__REQUIRED WORK__
Which lines hold the word "title"? Show each of them.

__ENTRIES SUPPLIED__
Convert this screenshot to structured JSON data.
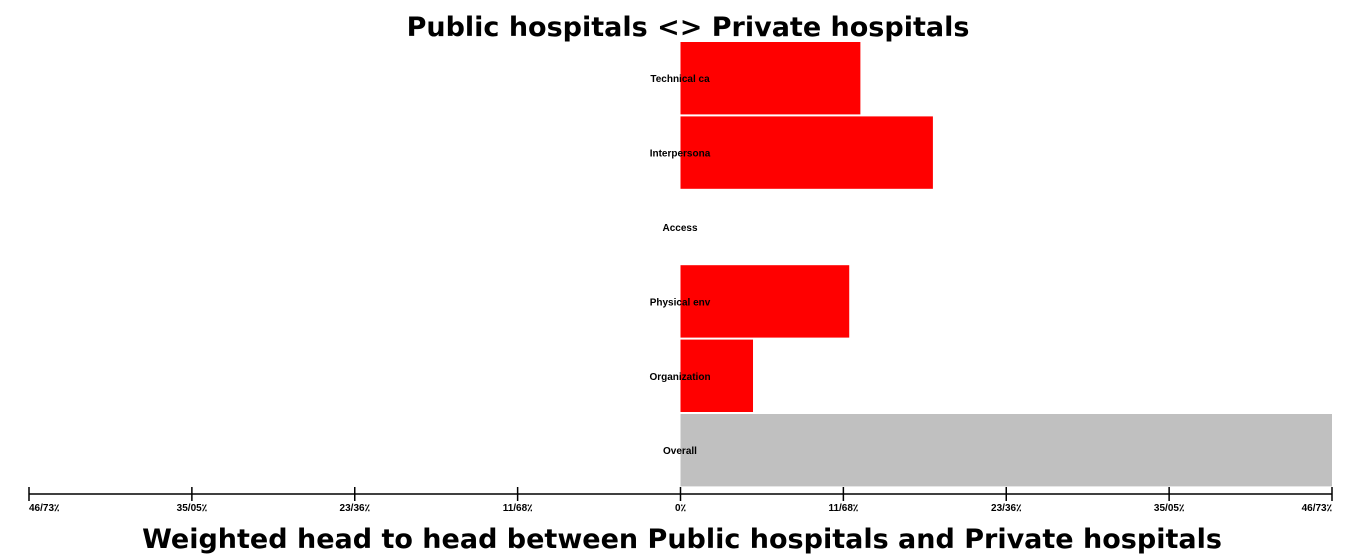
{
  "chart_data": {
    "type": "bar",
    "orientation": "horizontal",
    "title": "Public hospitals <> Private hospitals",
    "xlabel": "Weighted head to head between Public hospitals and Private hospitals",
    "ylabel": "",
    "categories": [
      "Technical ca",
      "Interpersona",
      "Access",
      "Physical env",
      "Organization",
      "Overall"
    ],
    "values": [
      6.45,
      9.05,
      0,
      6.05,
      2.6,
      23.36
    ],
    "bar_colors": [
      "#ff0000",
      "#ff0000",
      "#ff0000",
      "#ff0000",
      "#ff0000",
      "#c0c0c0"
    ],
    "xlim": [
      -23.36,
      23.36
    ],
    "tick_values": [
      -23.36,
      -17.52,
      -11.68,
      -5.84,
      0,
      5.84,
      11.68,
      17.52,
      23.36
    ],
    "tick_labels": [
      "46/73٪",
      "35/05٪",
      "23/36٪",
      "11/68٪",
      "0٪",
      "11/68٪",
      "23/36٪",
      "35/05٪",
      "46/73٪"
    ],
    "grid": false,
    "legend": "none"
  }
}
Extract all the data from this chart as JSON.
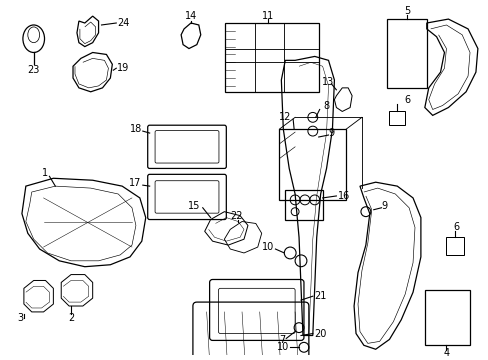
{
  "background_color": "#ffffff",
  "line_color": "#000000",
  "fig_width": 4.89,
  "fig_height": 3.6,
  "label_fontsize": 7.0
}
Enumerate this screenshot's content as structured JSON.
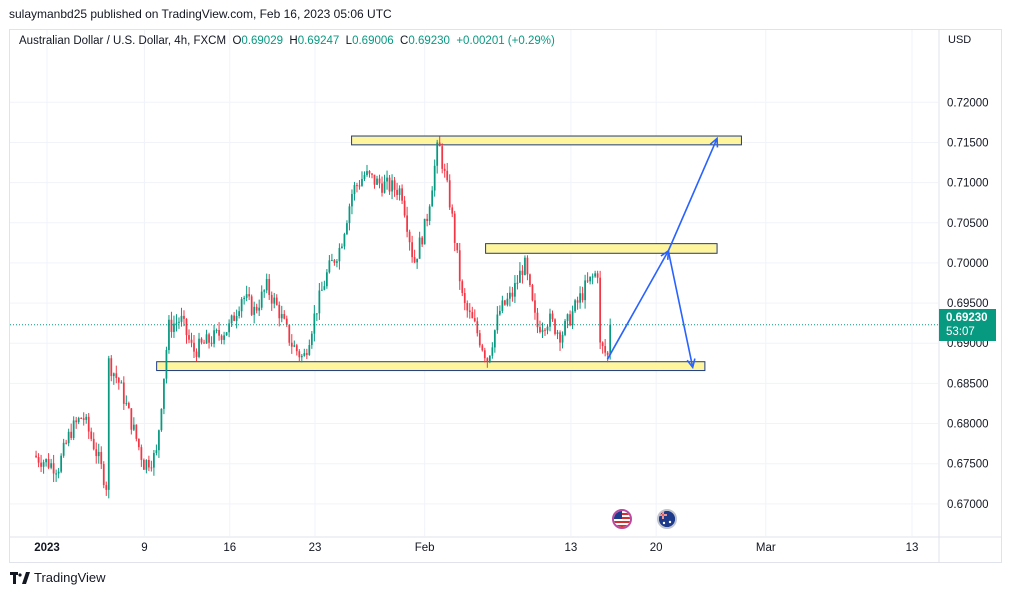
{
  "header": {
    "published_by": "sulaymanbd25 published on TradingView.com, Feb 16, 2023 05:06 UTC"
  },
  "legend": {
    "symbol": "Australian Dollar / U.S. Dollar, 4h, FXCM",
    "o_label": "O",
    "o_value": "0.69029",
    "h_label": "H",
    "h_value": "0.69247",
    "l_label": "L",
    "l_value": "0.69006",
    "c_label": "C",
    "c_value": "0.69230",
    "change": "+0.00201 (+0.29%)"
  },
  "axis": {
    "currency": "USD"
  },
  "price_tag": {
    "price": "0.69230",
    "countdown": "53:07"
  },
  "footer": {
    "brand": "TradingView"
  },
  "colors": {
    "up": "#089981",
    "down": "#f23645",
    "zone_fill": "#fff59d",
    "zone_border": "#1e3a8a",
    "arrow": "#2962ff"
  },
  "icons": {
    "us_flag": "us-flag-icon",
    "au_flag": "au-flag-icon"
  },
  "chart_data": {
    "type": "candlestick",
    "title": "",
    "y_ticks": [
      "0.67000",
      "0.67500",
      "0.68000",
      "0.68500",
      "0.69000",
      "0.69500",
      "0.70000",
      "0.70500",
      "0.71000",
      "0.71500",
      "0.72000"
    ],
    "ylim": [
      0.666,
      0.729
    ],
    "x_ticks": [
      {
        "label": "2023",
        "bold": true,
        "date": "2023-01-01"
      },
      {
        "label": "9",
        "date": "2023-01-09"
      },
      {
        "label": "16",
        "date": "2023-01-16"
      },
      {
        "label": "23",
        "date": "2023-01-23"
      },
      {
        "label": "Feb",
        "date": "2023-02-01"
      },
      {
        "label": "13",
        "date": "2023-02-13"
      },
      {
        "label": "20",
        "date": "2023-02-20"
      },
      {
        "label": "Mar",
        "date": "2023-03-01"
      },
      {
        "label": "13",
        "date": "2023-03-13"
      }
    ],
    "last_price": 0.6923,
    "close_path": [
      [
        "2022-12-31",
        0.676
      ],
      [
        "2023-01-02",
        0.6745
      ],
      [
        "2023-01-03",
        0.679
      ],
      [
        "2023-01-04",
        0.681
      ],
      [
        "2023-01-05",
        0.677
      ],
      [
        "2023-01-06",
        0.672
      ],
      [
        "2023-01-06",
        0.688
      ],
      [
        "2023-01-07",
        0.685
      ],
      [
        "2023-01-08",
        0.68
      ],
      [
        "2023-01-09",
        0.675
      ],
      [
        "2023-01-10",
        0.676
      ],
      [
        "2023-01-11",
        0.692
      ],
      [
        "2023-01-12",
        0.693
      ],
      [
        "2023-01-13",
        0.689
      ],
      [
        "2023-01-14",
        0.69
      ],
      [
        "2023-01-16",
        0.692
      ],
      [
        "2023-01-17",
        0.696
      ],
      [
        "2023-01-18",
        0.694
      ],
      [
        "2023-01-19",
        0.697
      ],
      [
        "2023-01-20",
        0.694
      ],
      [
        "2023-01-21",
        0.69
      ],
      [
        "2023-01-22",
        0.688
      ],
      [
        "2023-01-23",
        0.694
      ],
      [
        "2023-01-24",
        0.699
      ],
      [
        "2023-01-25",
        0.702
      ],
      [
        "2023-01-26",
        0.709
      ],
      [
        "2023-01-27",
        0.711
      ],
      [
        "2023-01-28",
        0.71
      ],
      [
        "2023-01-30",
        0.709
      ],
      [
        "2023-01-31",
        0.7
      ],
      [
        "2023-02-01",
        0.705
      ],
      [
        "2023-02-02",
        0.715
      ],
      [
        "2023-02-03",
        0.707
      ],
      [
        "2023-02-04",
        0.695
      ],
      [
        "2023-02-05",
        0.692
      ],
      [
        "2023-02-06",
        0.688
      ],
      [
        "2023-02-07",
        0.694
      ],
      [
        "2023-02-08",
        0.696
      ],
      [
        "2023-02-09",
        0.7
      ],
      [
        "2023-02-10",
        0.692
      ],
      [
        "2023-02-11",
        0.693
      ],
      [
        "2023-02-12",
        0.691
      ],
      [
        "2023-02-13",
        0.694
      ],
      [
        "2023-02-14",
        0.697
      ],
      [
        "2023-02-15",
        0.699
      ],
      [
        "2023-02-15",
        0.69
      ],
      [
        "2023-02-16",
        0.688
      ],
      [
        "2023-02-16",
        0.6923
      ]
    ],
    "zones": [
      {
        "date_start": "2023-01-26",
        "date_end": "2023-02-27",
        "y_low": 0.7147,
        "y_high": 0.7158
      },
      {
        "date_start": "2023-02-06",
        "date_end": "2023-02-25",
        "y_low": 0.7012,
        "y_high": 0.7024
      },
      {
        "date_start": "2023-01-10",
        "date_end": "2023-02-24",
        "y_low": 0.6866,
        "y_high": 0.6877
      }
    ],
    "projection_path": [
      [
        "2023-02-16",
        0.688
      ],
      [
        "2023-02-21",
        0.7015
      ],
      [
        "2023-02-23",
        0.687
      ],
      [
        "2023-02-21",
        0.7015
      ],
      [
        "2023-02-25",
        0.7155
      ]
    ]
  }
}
...
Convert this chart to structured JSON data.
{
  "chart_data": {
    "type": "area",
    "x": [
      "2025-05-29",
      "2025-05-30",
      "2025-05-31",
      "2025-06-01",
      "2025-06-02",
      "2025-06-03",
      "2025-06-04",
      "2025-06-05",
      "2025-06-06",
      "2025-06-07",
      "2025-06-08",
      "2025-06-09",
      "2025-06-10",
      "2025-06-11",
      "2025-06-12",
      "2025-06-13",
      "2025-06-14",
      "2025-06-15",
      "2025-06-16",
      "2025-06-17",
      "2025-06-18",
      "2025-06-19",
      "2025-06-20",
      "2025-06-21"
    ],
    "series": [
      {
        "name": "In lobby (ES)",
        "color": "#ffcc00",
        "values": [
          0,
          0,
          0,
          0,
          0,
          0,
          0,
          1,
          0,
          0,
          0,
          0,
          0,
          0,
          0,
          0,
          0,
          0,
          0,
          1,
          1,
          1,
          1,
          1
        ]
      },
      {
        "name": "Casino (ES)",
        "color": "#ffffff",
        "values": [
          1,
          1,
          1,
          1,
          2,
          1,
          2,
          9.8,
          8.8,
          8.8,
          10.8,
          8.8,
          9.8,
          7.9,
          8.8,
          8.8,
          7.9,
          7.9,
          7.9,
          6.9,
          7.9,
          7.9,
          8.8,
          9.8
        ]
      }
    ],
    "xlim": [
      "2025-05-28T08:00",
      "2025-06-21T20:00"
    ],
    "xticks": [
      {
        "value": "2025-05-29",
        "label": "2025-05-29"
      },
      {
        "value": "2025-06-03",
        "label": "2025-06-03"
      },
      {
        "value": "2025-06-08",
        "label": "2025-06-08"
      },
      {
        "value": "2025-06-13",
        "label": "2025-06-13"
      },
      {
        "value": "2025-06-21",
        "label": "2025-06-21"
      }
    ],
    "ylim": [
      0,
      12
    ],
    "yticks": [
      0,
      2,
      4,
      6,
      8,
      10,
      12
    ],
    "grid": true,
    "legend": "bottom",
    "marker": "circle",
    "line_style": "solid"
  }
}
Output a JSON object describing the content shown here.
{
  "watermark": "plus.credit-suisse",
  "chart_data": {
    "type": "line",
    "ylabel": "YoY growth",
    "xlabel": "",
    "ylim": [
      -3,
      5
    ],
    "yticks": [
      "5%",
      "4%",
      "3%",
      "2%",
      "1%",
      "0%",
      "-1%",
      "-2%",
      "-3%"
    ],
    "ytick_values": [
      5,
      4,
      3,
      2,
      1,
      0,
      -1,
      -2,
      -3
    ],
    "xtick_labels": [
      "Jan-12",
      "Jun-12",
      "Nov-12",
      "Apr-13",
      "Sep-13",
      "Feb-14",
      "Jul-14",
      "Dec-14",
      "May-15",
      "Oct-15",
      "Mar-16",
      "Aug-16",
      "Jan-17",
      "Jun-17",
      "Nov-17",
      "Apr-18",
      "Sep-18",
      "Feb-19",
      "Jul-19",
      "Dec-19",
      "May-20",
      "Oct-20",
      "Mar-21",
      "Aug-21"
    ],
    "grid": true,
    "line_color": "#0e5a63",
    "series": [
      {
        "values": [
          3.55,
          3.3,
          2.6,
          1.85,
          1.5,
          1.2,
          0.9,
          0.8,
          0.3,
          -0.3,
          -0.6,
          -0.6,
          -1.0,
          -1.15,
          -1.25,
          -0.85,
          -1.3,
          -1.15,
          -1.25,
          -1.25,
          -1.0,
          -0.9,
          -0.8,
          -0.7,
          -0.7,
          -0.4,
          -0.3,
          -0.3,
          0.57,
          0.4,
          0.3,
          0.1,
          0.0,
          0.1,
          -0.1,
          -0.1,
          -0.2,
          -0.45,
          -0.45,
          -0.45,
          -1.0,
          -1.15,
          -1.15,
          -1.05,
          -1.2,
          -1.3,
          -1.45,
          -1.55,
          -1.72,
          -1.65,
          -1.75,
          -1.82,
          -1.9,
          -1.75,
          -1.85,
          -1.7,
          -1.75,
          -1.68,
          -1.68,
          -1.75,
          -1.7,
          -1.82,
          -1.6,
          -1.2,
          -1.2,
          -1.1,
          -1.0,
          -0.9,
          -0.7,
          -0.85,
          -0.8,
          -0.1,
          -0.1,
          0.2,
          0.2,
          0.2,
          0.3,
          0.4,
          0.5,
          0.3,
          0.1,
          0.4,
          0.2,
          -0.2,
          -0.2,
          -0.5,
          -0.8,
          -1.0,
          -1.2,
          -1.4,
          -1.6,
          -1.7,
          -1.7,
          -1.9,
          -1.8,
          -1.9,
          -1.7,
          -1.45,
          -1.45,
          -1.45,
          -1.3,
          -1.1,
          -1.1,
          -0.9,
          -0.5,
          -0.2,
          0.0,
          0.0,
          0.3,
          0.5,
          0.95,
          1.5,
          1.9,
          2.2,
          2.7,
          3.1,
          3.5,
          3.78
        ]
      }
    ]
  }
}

__TASK ANSWER__
    "title": "Public hospitals <> Private hospitals",
    "title": "",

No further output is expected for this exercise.